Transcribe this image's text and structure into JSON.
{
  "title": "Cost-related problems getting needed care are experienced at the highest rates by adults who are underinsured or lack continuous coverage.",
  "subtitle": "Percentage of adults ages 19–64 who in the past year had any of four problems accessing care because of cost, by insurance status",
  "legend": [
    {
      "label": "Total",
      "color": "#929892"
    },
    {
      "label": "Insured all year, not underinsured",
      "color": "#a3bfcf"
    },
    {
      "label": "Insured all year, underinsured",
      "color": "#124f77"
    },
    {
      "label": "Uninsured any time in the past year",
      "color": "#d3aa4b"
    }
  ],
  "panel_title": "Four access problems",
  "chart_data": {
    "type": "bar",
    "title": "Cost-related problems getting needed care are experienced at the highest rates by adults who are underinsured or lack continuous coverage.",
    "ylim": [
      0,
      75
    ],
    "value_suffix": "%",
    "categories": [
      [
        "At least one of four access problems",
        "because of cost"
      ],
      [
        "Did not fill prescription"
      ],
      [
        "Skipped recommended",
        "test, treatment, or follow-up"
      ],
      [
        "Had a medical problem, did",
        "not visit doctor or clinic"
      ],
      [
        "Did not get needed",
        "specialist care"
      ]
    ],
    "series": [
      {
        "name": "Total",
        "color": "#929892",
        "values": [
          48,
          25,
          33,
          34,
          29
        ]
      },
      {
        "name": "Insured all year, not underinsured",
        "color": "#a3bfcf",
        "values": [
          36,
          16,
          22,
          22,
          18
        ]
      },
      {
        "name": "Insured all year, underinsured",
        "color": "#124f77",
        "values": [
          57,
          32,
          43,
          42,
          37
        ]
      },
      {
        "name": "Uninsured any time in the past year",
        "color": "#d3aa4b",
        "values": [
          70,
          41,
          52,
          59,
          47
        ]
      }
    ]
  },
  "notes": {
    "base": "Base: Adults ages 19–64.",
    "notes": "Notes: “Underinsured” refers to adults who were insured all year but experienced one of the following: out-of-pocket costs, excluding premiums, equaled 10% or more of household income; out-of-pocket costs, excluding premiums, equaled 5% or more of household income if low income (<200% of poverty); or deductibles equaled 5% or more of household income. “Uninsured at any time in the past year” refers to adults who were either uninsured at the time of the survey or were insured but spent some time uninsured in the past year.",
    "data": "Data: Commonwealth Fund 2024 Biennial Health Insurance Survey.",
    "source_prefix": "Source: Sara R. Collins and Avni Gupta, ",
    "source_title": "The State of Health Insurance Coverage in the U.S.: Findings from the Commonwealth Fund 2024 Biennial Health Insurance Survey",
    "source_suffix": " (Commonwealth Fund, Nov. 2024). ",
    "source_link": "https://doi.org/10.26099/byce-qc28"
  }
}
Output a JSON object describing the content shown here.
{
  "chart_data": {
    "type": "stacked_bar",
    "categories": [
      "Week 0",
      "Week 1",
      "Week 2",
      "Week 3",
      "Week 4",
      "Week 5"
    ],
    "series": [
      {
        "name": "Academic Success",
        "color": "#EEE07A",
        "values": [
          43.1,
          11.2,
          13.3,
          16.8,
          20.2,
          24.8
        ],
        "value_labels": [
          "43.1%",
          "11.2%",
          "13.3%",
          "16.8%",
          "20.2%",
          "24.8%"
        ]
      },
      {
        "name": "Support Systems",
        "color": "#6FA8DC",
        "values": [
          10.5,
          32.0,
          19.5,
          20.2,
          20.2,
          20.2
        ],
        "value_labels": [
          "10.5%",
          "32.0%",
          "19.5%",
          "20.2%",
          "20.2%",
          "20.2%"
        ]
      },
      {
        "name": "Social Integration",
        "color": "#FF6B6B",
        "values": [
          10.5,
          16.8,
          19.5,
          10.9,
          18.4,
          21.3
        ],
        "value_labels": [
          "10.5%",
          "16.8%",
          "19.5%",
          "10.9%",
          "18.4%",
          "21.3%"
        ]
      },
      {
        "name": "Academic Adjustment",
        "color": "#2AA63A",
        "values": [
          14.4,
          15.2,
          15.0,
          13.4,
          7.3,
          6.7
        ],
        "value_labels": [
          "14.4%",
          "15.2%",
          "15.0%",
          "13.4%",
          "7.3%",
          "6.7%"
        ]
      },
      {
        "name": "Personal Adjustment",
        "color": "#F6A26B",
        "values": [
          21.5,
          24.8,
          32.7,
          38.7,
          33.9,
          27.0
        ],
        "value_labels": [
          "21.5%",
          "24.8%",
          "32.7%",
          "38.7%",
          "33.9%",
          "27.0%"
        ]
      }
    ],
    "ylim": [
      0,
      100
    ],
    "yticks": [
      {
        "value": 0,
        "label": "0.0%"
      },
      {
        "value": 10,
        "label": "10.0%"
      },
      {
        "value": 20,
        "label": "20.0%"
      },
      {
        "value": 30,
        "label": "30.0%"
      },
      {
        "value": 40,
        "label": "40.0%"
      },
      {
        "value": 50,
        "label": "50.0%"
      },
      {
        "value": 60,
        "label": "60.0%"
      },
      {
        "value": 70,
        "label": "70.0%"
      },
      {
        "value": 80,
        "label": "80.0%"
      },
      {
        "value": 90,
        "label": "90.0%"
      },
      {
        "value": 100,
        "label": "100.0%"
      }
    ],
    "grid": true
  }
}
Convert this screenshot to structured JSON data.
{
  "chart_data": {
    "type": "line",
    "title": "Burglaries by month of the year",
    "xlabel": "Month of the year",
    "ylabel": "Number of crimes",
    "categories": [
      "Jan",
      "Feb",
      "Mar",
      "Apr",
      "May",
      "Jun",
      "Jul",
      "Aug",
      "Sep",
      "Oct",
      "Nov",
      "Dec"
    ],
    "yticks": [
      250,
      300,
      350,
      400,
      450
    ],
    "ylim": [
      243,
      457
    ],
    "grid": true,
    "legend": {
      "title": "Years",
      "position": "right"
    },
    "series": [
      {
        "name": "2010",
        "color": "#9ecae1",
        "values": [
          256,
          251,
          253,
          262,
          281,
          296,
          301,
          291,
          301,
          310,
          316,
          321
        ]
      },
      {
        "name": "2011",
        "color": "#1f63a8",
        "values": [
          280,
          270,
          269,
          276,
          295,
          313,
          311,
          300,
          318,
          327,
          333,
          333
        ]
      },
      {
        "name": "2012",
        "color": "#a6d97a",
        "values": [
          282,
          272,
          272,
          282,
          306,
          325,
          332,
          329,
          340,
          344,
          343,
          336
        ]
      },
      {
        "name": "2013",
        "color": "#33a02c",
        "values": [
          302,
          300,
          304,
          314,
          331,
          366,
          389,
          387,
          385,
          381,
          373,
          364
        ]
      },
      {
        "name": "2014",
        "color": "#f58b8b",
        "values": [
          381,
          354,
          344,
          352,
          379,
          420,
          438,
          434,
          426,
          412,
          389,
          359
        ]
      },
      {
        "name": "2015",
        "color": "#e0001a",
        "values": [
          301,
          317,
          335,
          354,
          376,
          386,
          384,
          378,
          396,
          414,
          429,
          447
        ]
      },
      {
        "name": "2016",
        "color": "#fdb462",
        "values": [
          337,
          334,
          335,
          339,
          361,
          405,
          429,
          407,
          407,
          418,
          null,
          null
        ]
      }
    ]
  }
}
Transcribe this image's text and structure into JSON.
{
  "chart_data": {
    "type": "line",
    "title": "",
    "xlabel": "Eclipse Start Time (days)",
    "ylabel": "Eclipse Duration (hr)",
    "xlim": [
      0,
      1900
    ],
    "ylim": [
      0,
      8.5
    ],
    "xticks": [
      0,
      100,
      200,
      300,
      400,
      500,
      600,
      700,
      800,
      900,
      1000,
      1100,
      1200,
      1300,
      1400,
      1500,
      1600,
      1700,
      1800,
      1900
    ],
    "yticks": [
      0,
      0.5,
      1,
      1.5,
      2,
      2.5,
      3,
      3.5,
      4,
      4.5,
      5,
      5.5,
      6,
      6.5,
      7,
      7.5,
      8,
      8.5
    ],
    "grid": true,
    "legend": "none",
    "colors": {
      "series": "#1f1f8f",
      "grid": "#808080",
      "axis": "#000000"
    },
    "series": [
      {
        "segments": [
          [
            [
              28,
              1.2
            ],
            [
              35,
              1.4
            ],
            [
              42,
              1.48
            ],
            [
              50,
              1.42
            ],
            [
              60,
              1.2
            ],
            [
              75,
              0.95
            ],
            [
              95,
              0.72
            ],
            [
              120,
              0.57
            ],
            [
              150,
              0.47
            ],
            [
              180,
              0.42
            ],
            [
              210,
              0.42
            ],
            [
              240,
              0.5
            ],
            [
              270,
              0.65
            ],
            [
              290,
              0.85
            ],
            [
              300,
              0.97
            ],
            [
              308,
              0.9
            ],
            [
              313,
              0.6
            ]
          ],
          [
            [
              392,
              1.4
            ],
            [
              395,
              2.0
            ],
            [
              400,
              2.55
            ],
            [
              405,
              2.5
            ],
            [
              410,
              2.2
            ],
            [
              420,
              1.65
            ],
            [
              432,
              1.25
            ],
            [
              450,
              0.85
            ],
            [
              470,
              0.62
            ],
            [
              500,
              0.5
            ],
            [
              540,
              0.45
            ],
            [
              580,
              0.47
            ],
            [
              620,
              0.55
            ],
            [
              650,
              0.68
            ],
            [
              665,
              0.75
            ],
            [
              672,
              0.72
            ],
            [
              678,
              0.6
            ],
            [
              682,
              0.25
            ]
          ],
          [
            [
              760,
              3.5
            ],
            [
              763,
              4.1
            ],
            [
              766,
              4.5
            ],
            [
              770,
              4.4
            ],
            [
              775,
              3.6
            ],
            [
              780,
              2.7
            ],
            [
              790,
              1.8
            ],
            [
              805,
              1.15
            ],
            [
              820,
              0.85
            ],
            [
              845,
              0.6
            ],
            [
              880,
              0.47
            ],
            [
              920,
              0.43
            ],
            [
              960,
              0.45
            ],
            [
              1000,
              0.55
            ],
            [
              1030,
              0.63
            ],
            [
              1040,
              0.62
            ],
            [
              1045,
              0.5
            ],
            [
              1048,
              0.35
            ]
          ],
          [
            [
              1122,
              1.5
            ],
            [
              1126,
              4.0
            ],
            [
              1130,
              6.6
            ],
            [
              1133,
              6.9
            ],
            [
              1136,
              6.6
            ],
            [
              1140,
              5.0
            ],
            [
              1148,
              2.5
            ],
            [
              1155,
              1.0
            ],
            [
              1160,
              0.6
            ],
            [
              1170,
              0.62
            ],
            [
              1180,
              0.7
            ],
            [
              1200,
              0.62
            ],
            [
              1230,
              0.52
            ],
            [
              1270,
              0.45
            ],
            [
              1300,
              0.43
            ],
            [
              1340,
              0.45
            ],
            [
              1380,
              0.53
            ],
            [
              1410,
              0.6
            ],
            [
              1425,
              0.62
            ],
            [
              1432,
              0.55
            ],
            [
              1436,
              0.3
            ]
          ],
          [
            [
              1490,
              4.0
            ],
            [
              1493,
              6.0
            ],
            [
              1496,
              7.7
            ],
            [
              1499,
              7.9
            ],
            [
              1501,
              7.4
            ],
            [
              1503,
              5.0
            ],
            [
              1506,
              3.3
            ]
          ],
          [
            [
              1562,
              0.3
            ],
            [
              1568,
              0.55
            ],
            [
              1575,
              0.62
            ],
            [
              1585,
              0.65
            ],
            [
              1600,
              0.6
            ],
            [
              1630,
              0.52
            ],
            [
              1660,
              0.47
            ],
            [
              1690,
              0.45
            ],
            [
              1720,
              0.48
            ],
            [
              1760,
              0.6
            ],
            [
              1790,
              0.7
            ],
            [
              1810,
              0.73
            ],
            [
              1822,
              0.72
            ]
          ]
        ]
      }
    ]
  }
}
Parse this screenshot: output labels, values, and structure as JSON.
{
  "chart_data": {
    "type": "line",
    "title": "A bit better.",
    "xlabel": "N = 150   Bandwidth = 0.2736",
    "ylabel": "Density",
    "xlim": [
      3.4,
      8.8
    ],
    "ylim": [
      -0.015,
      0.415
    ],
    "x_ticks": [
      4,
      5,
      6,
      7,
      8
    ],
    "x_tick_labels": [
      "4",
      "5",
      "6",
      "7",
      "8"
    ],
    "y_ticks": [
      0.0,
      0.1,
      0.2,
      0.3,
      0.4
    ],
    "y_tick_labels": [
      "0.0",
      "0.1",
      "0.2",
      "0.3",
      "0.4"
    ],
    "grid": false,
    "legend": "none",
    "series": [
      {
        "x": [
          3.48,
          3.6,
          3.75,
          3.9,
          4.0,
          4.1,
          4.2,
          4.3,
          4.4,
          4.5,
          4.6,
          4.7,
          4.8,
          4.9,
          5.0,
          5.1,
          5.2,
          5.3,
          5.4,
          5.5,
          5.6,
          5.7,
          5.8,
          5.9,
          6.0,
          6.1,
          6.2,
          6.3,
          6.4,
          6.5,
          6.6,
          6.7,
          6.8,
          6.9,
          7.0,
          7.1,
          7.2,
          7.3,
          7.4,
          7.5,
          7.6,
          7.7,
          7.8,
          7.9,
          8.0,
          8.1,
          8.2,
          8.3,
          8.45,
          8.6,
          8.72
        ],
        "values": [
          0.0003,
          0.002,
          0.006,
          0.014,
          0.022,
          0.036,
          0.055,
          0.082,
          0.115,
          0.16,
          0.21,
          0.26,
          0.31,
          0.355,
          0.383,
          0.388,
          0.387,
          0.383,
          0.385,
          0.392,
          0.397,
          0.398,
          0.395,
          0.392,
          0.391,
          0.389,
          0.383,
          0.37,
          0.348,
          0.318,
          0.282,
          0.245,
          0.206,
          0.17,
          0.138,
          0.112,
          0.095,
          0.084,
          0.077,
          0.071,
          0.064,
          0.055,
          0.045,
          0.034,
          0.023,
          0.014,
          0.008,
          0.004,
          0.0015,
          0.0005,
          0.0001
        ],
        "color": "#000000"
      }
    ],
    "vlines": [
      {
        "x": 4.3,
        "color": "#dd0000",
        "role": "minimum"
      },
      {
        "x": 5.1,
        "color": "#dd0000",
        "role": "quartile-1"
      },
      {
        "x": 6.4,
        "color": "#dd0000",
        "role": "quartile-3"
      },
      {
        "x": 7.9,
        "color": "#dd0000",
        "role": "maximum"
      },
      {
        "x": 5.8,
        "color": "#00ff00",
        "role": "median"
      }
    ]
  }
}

Requirement: State only the count of lines above that hold the string "Eclipse".

Solved exercise: 2